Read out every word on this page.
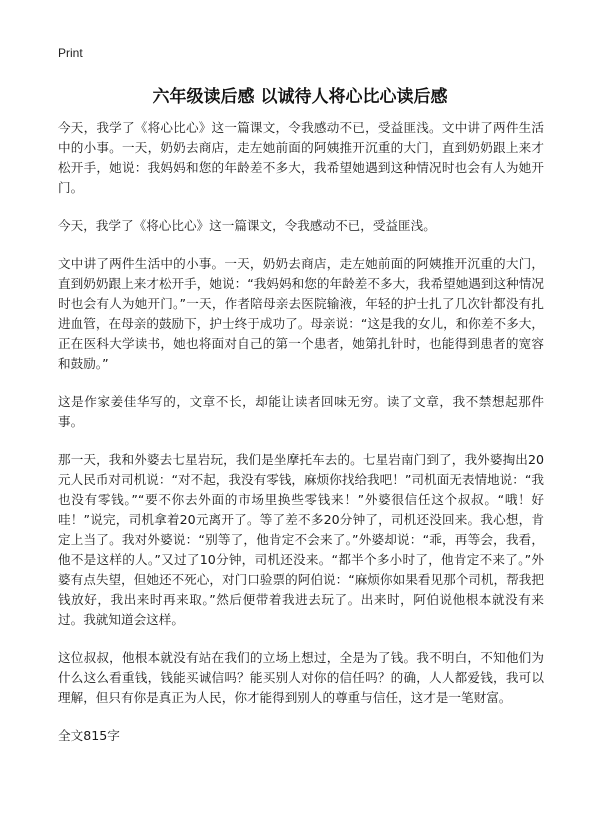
Print
六年级读后感 以诚待人将心比心读后感

今天，我学了《将心比心》这一篇课文，令我感动不已，受益匪浅。文中讲了两件生活中的小事。一天，奶奶去商店，走左她前面的阿姨推开沉重的大门，直到奶奶跟上来才松开手，她说：我妈妈和您的年龄差不多大，我希望她遇到这种情况时也会有人为她开门。

今天，我学了《将心比心》这一篇课文，令我感动不已，受益匪浅。

文中讲了两件生活中的小事。一天，奶奶去商店，走左她前面的阿姨推开沉重的大门，直到奶奶跟上来才松开手，她说：“我妈妈和您的年龄差不多大，我希望她遇到这种情况时也会有人为她开门。”一天，作者陪母亲去医院输液，年轻的护士扎了几次针都没有扎进血管，在母亲的鼓励下，护士终于成功了。母亲说：“这是我的女儿，和你差不多大，正在医科大学读书，她也将面对自己的第一个患者，她第扎针时，也能得到患者的宽容和鼓励。”

这是作家姜佳华写的，文章不长，却能让读者回味无穷。读了文章，我不禁想起那件事。

那一天，我和外婆去七星岩玩，我们是坐摩托车去的。七星岩南门到了，我外婆掏出20元人民币对司机说：“对不起，我没有零钱，麻烦你找给我吧！”司机面无表情地说：“我也没有零钱。”“要不你去外面的市场里换些零钱来！”外婆很信任这个叔叔。“哦！好哇！”说完，司机拿着20元离开了。等了差不多20分钟了，司机还没回来。我心想，肯定上当了。我对外婆说：“别等了，他肯定不会来了。”外婆却说：“乖，再等会，我看，他不是这样的人。”又过了10分钟，司机还没来。“都半个多小时了，他肯定不来了。”外婆有点失望，但她还不死心，对门口验票的阿伯说：“麻烦你如果看见那个司机，帮我把钱放好，我出来时再来取。”然后便带着我进去玩了。出来时，阿伯说他根本就没有来过。我就知道会这样。

这位叔叔，他根本就没有站在我们的立场上想过，全是为了钱。我不明白，不知他们为什么这么看重钱，钱能买诚信吗？能买别人对你的信任吗？的确，人人都爱钱，我可以理解，但只有你是真正为人民，你才能得到别人的尊重与信任，这才是一笔财富。

全文815字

::::::

▸ AIM
Reproduce every line of the material precisely, omitting its pictures.

▸ SOLUTION TO THIS EXERCISE
Read out every word on this page.
Print
六年级读后感 以诚待人将心比心读后感

今天，我学了《将心比心》这一篇课文，令我感动不已，受益匪浅。文中讲了两件生活中的小事。一天，奶奶去商店，走左她前面的阿姨推开沉重的大门，直到奶奶跟上来才松开手，她说：我妈妈和您的年龄差不多大，我希望她遇到这种情况时也会有人为她开门。

今天，我学了《将心比心》这一篇课文，令我感动不已，受益匪浅。

文中讲了两件生活中的小事。一天，奶奶去商店，走左她前面的阿姨推开沉重的大门，直到奶奶跟上来才松开手，她说：“我妈妈和您的年龄差不多大，我希望她遇到这种情况时也会有人为她开门。”一天，作者陪母亲去医院输液，年轻的护士扎了几次针都没有扎进血管，在母亲的鼓励下，护士终于成功了。母亲说：“这是我的女儿，和你差不多大，正在医科大学读书，她也将面对自己的第一个患者，她第扎针时，也能得到患者的宽容和鼓励。”

这是作家姜佳华写的，文章不长，却能让读者回味无穷。读了文章，我不禁想起那件事。

那一天，我和外婆去七星岩玩，我们是坐摩托车去的。七星岩南门到了，我外婆掏出20元人民币对司机说：“对不起，我没有零钱，麻烦你找给我吧！”司机面无表情地说：“我也没有零钱。”“要不你去外面的市场里换些零钱来！”外婆很信任这个叔叔。“哦！好哇！”说完，司机拿着20元离开了。等了差不多20分钟了，司机还没回来。我心想，肯定上当了。我对外婆说：“别等了，他肯定不会来了。”外婆却说：“乖，再等会，我看，他不是这样的人。”又过了10分钟，司机还没来。“都半个多小时了，他肯定不来了。”外婆有点失望，但她还不死心，对门口验票的阿伯说：“麻烦你如果看见那个司机，帮我把钱放好，我出来时再来取。”然后便带着我进去玩了。出来时，阿伯说他根本就没有来过。我就知道会这样。

这位叔叔，他根本就没有站在我们的立场上想过，全是为了钱。我不明白，不知他们为什么这么看重钱，钱能买诚信吗？能买别人对你的信任吗？的确，人人都爱钱，我可以理解，但只有你是真正为人民，你才能得到别人的尊重与信任，这才是一笔财富。

全文815字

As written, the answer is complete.